#### [DATA PROVIDED]

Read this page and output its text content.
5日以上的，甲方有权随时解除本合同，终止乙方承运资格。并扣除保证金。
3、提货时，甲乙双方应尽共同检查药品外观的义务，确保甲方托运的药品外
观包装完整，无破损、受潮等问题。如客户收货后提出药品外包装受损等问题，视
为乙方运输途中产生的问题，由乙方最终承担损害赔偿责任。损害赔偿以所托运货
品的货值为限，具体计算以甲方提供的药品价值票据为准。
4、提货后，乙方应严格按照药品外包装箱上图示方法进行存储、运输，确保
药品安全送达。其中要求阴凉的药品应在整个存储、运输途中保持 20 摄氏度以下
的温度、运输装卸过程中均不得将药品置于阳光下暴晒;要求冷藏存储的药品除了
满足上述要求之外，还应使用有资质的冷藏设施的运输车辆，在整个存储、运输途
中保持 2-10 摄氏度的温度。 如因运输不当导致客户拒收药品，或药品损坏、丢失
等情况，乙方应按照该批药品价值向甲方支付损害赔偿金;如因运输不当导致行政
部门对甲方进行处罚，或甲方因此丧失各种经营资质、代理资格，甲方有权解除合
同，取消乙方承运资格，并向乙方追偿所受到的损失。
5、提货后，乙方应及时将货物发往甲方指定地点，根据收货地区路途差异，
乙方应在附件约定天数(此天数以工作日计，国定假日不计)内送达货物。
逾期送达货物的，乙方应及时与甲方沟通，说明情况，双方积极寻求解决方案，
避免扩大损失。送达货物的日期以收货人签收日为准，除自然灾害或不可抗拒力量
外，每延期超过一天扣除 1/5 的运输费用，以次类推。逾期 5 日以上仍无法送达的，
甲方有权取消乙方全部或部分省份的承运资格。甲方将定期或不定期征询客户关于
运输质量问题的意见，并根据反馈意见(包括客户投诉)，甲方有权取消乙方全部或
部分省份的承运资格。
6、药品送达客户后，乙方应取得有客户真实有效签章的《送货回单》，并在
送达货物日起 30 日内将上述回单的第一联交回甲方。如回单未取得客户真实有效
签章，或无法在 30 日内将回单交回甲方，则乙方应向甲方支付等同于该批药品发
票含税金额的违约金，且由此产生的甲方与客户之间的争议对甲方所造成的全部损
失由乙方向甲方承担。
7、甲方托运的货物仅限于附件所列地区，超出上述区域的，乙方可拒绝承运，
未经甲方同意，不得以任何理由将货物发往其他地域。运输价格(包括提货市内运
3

#### [WHAT IS ASKED]
Each record above should be restated word for word.

#### [WRITTEN RESPONSE]
Read this page and output its text content.
5日以上的，甲方有权随时解除本合同，终止乙方承运资格。并扣除保证金。
3、提货时，甲乙双方应尽共同检查药品外观的义务，确保甲方托运的药品外
观包装完整，无破损、受潮等问题。如客户收货后提出药品外包装受损等问题，视
为乙方运输途中产生的问题，由乙方最终承担损害赔偿责任。损害赔偿以所托运货
品的货值为限，具体计算以甲方提供的药品价值票据为准。
4、提货后，乙方应严格按照药品外包装箱上图示方法进行存储、运输，确保
药品安全送达。其中要求阴凉的药品应在整个存储、运输途中保持 20 摄氏度以下
的温度、运输装卸过程中均不得将药品置于阳光下暴晒;要求冷藏存储的药品除了
满足上述要求之外，还应使用有资质的冷藏设施的运输车辆，在整个存储、运输途
中保持 2-10 摄氏度的温度。 如因运输不当导致客户拒收药品，或药品损坏、丢失
等情况，乙方应按照该批药品价值向甲方支付损害赔偿金;如因运输不当导致行政
部门对甲方进行处罚，或甲方因此丧失各种经营资质、代理资格，甲方有权解除合
同，取消乙方承运资格，并向乙方追偿所受到的损失。
5、提货后，乙方应及时将货物发往甲方指定地点，根据收货地区路途差异，
乙方应在附件约定天数(此天数以工作日计，国定假日不计)内送达货物。
逾期送达货物的，乙方应及时与甲方沟通，说明情况，双方积极寻求解决方案，
避免扩大损失。送达货物的日期以收货人签收日为准，除自然灾害或不可抗拒力量
外，每延期超过一天扣除 1/5 的运输费用，以次类推。逾期 5 日以上仍无法送达的，
甲方有权取消乙方全部或部分省份的承运资格。甲方将定期或不定期征询客户关于
运输质量问题的意见，并根据反馈意见(包括客户投诉)，甲方有权取消乙方全部或
部分省份的承运资格。
6、药品送达客户后，乙方应取得有客户真实有效签章的《送货回单》，并在
送达货物日起 30 日内将上述回单的第一联交回甲方。如回单未取得客户真实有效
签章，或无法在 30 日内将回单交回甲方，则乙方应向甲方支付等同于该批药品发
票含税金额的违约金，且由此产生的甲方与客户之间的争议对甲方所造成的全部损
失由乙方向甲方承担。
7、甲方托运的货物仅限于附件所列地区，超出上述区域的，乙方可拒绝承运，
未经甲方同意，不得以任何理由将货物发往其他地域。运输价格(包括提货市内运
3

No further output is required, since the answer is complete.